**EXERCISE AIM:** Determine how many lines contain the string "فقال" and reply with that number alone.

-- start INPUT DATA --

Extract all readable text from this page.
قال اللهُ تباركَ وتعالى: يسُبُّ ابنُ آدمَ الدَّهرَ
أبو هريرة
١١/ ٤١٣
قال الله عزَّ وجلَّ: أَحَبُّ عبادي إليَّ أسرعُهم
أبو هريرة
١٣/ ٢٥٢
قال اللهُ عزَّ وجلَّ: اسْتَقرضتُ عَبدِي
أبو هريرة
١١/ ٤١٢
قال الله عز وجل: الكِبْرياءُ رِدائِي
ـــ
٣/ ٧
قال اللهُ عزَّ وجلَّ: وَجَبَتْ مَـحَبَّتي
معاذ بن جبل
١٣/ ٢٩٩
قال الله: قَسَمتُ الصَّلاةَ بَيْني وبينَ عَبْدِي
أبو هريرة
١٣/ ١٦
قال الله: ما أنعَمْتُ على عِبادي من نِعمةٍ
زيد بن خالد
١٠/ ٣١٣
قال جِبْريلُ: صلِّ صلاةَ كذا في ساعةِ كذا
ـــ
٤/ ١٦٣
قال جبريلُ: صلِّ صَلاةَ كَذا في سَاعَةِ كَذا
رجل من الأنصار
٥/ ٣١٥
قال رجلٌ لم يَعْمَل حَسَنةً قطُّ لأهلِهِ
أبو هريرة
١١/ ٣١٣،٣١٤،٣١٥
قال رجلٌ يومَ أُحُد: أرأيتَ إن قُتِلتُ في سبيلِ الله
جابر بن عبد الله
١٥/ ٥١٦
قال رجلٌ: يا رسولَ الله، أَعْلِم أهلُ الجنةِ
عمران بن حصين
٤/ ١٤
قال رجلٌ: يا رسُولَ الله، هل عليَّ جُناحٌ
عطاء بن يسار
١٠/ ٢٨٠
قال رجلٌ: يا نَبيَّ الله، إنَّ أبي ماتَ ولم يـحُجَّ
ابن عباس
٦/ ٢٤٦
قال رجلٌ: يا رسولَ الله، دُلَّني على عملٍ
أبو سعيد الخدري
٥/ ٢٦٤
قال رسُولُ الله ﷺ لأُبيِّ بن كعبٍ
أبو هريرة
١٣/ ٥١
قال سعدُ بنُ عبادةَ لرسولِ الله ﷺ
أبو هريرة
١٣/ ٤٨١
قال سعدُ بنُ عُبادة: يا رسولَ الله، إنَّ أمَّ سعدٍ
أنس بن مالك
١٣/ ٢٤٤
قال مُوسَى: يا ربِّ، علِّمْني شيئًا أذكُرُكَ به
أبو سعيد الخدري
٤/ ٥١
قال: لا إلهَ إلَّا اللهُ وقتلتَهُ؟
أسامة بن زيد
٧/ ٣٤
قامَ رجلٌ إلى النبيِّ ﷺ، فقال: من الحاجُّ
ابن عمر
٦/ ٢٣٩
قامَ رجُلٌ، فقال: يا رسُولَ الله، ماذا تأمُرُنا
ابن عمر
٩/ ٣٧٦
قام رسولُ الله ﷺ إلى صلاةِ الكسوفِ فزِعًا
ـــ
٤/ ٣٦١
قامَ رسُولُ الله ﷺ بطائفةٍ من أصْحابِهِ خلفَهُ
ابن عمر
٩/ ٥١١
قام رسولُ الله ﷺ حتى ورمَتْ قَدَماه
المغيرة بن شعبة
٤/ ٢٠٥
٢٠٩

-- end INPUT DATA --

**THE REPLY:** 2